- _TASK PROMPT_
Each record that follows should be repeated exactly, minus any images.

- _DATA FOR THIS TASK_
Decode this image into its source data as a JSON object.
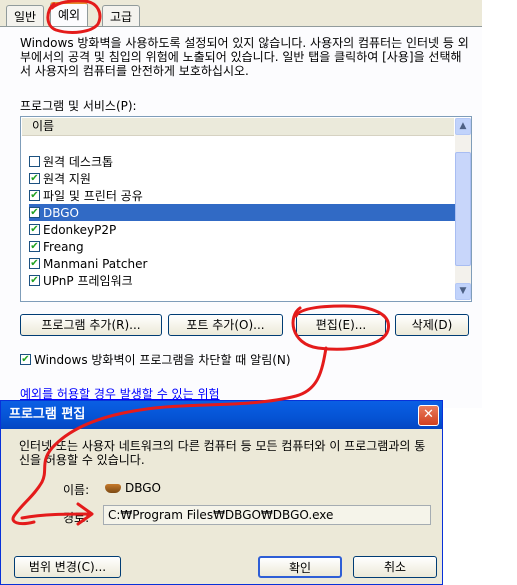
{
  "firewall": {
    "tabs": [
      {
        "label": "일반"
      },
      {
        "label": "예외"
      },
      {
        "label": "고급"
      }
    ],
    "description": "Windows 방화벽을 사용하도록 설정되어 있지 않습니다. 사용자의 컴퓨터는 인터넷 등 외부에서의 공격 및 침입의 위험에 노출되어 있습니다. 일반 탭을 클릭하여 [사용]을 선택해서 사용자의 컴퓨터를 안전하게 보호하십시오.",
    "list_label": "프로그램 및 서비스(P):",
    "list_header": "이름",
    "items": [
      {
        "label": "원격 데스크톱",
        "checked": false,
        "selected": false
      },
      {
        "label": "원격 지원",
        "checked": true,
        "selected": false
      },
      {
        "label": "파일 및 프린터 공유",
        "checked": true,
        "selected": false
      },
      {
        "label": "DBGO",
        "checked": true,
        "selected": true
      },
      {
        "label": "EdonkeyP2P",
        "checked": true,
        "selected": false
      },
      {
        "label": "Freang",
        "checked": true,
        "selected": false
      },
      {
        "label": "Manmani Patcher",
        "checked": true,
        "selected": false
      },
      {
        "label": "UPnP 프레임워크",
        "checked": true,
        "selected": false
      }
    ],
    "buttons": {
      "add_program": "프로그램 추가(R)...",
      "add_port": "포트 추가(O)...",
      "edit": "편집(E)...",
      "delete": "삭제(D)"
    },
    "notify_label": "Windows 방화벽이 프로그램을 차단할 때 알림(N)",
    "notify_checked": true,
    "risk_link": "예외를 허용할 경우 발생할 수 있는 위험"
  },
  "edit_dialog": {
    "title": "프로그램 편집",
    "description": "인터넷 또는 사용자 네트워크의 다른 컴퓨터 등 모든 컴퓨터와 이 프로그램과의 통신을 허용할 수 있습니다.",
    "name_label": "이름:",
    "name_value": "DBGO",
    "path_label": "경로:",
    "path_value": "C:₩Program Files₩DBGO₩DBGO.exe",
    "buttons": {
      "change_scope": "범위 변경(C)...",
      "ok": "확인",
      "cancel": "취소"
    }
  },
  "icons": {
    "check": "check-icon",
    "scroll_up": "chevron-up-icon",
    "scroll_down": "chevron-down-icon",
    "close": "close-icon",
    "program": "program-icon"
  },
  "colors": {
    "selection": "#316ac5",
    "annotation": "#e41b1b",
    "titlebar": "#0553d4",
    "link": "#0000ff"
  }
}
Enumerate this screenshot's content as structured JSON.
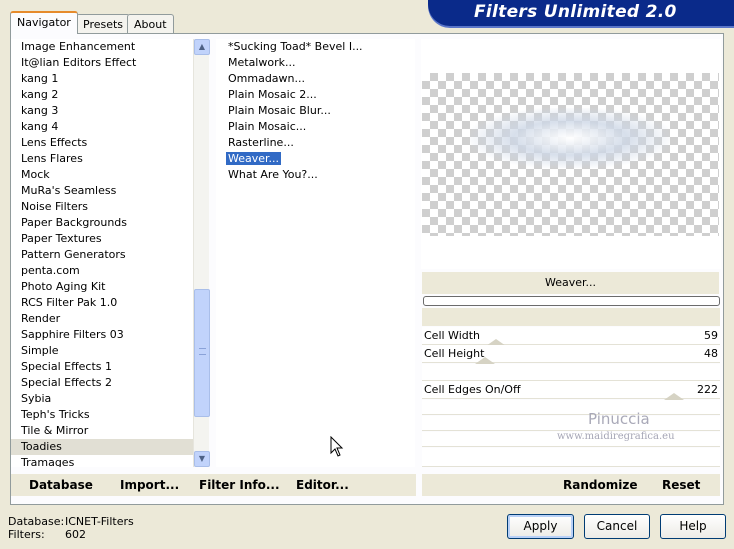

- _SOLUTION TO THE PROBLEM_
Decode this image into its source data as a JSON object.
{
  "firewall": {
    "tabs": [
      {
        "label": "일반"
      },
      {
        "label": "예외"
      },
      {
        "label": "고급"
      }
    ],
    "description": "Windows 방화벽을 사용하도록 설정되어 있지 않습니다. 사용자의 컴퓨터는 인터넷 등 외부에서의 공격 및 침입의 위험에 노출되어 있습니다. 일반 탭을 클릭하여 [사용]을 선택해서 사용자의 컴퓨터를 안전하게 보호하십시오.",
    "list_label": "프로그램 및 서비스(P):",
    "list_header": "이름",
    "items": [
      {
        "label": "원격 데스크톱",
        "checked": false,
        "selected": false
      },
      {
        "label": "원격 지원",
        "checked": true,
        "selected": false
      },
      {
        "label": "파일 및 프린터 공유",
        "checked": true,
        "selected": false
      },
      {
        "label": "DBGO",
        "checked": true,
        "selected": true
      },
      {
        "label": "EdonkeyP2P",
        "checked": true,
        "selected": false
      },
      {
        "label": "Freang",
        "checked": true,
        "selected": false
      },
      {
        "label": "Manmani Patcher",
        "checked": true,
        "selected": false
      },
      {
        "label": "UPnP 프레임워크",
        "checked": true,
        "selected": false
      }
    ],
    "buttons": {
      "add_program": "프로그램 추가(R)...",
      "add_port": "포트 추가(O)...",
      "edit": "편집(E)...",
      "delete": "삭제(D)"
    },
    "notify_label": "Windows 방화벽이 프로그램을 차단할 때 알림(N)",
    "notify_checked": true,
    "risk_link": "예외를 허용할 경우 발생할 수 있는 위험"
  },
  "edit_dialog": {
    "title": "프로그램 편집",
    "description": "인터넷 또는 사용자 네트워크의 다른 컴퓨터 등 모든 컴퓨터와 이 프로그램과의 통신을 허용할 수 있습니다.",
    "name_label": "이름:",
    "name_value": "DBGO",
    "path_label": "경로:",
    "path_value": "C:₩Program Files₩DBGO₩DBGO.exe",
    "buttons": {
      "change_scope": "범위 변경(C)...",
      "ok": "확인",
      "cancel": "취소"
    }
  },
  "icons": {
    "check": "check-icon",
    "scroll_up": "chevron-up-icon",
    "scroll_down": "chevron-down-icon",
    "close": "close-icon",
    "program": "program-icon"
  },
  "colors": {
    "selection": "#316ac5",
    "annotation": "#e41b1b",
    "titlebar": "#0553d4",
    "link": "#0000ff"
  }
}
Enumerate this screenshot's content as structured JSON.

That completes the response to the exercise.